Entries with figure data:
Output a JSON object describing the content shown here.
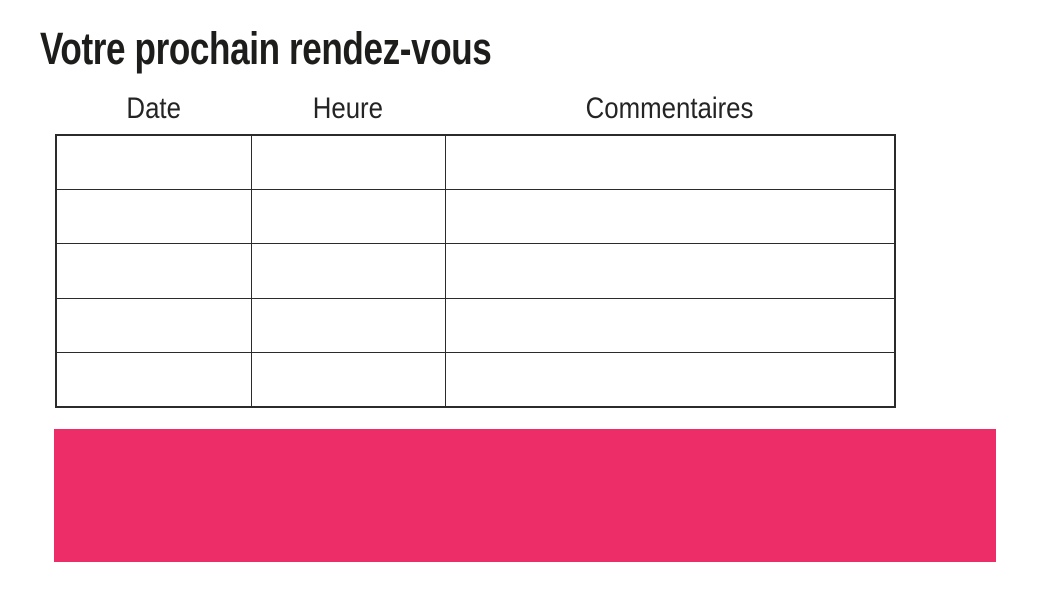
{
  "page": {
    "title": "Votre prochain rendez-vous"
  },
  "table": {
    "columns": [
      {
        "id": "date",
        "label": "Date"
      },
      {
        "id": "heure",
        "label": "Heure"
      },
      {
        "id": "commentaires",
        "label": "Commentaires"
      }
    ],
    "rows": [
      [
        "",
        "",
        ""
      ],
      [
        "",
        "",
        ""
      ],
      [
        "",
        "",
        ""
      ],
      [
        "",
        "",
        ""
      ],
      [
        "",
        "",
        ""
      ]
    ],
    "row_count": 5
  },
  "accent_bar": {
    "color": "#ED2D68"
  },
  "colors": {
    "background": "#FFFFFF",
    "title_text": "#1D1D1B",
    "header_text": "#242424",
    "table_border": "#2B2B2B",
    "accent_pink": "#ED2D68"
  }
}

Directions for this task: Pictures excluded, quote all the data above exactly.

The solution:
Output a JSON object describing the content shown here.
{
  "page": {
    "title": "Votre prochain rendez-vous"
  },
  "table": {
    "columns": [
      {
        "id": "date",
        "label": "Date"
      },
      {
        "id": "heure",
        "label": "Heure"
      },
      {
        "id": "commentaires",
        "label": "Commentaires"
      }
    ],
    "rows": [
      [
        "",
        "",
        ""
      ],
      [
        "",
        "",
        ""
      ],
      [
        "",
        "",
        ""
      ],
      [
        "",
        "",
        ""
      ],
      [
        "",
        "",
        ""
      ]
    ],
    "row_count": 5
  },
  "accent_bar": {
    "color": "#ED2D68"
  },
  "colors": {
    "background": "#FFFFFF",
    "title_text": "#1D1D1B",
    "header_text": "#242424",
    "table_border": "#2B2B2B",
    "accent_pink": "#ED2D68"
  }
}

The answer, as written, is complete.